DATA LISTING:
--------------------------------------------------

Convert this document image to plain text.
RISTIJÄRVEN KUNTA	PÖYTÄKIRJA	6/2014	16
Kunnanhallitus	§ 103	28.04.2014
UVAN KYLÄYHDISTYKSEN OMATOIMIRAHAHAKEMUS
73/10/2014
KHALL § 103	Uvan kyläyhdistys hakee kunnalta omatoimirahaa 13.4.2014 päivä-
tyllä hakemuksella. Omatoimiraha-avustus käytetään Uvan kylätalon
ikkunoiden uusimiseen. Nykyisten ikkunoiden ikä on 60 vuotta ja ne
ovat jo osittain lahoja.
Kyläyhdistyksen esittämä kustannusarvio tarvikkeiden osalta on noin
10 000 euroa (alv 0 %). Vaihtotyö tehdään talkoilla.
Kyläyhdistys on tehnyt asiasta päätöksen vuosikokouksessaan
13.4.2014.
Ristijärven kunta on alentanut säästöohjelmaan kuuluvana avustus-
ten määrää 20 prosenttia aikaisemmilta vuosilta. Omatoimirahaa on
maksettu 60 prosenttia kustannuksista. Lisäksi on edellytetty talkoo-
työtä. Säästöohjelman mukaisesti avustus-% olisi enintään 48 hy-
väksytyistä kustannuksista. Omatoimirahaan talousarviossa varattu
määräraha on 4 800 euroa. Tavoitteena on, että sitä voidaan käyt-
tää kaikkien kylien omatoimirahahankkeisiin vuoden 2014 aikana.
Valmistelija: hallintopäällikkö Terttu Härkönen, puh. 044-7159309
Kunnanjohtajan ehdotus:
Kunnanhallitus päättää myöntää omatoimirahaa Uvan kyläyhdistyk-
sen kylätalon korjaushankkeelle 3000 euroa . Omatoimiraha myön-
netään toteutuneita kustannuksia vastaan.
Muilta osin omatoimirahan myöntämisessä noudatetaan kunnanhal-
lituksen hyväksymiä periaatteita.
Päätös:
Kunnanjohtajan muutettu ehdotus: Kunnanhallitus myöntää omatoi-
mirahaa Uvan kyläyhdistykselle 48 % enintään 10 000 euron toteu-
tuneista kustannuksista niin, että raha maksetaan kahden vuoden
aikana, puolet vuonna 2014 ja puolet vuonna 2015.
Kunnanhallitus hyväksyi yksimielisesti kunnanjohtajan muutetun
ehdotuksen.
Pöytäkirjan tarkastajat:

--------------------------------------------------

REQUIREMENTS:
Set down all of the data above, word for word.

THE SOLUTION:
Convert this document image to plain text.
RISTIJÄRVEN KUNTA	PÖYTÄKIRJA	6/2014	16
Kunnanhallitus	§ 103	28.04.2014
UVAN KYLÄYHDISTYKSEN OMATOIMIRAHAHAKEMUS
73/10/2014
KHALL § 103	Uvan kyläyhdistys hakee kunnalta omatoimirahaa 13.4.2014 päivä-
tyllä hakemuksella. Omatoimiraha-avustus käytetään Uvan kylätalon
ikkunoiden uusimiseen. Nykyisten ikkunoiden ikä on 60 vuotta ja ne
ovat jo osittain lahoja.
Kyläyhdistyksen esittämä kustannusarvio tarvikkeiden osalta on noin
10 000 euroa (alv 0 %). Vaihtotyö tehdään talkoilla.
Kyläyhdistys on tehnyt asiasta päätöksen vuosikokouksessaan
13.4.2014.
Ristijärven kunta on alentanut säästöohjelmaan kuuluvana avustus-
ten määrää 20 prosenttia aikaisemmilta vuosilta. Omatoimirahaa on
maksettu 60 prosenttia kustannuksista. Lisäksi on edellytetty talkoo-
työtä. Säästöohjelman mukaisesti avustus-% olisi enintään 48 hy-
väksytyistä kustannuksista. Omatoimirahaan talousarviossa varattu
määräraha on 4 800 euroa. Tavoitteena on, että sitä voidaan käyt-
tää kaikkien kylien omatoimirahahankkeisiin vuoden 2014 aikana.
Valmistelija: hallintopäällikkö Terttu Härkönen, puh. 044-7159309
Kunnanjohtajan ehdotus:
Kunnanhallitus päättää myöntää omatoimirahaa Uvan kyläyhdistyk-
sen kylätalon korjaushankkeelle 3000 euroa . Omatoimiraha myön-
netään toteutuneita kustannuksia vastaan.
Muilta osin omatoimirahan myöntämisessä noudatetaan kunnanhal-
lituksen hyväksymiä periaatteita.
Päätös:
Kunnanjohtajan muutettu ehdotus: Kunnanhallitus myöntää omatoi-
mirahaa Uvan kyläyhdistykselle 48 % enintään 10 000 euron toteu-
tuneista kustannuksista niin, että raha maksetaan kahden vuoden
aikana, puolet vuonna 2014 ja puolet vuonna 2015.
Kunnanhallitus hyväksyi yksimielisesti kunnanjohtajan muutetun
ehdotuksen.
Pöytäkirjan tarkastajat:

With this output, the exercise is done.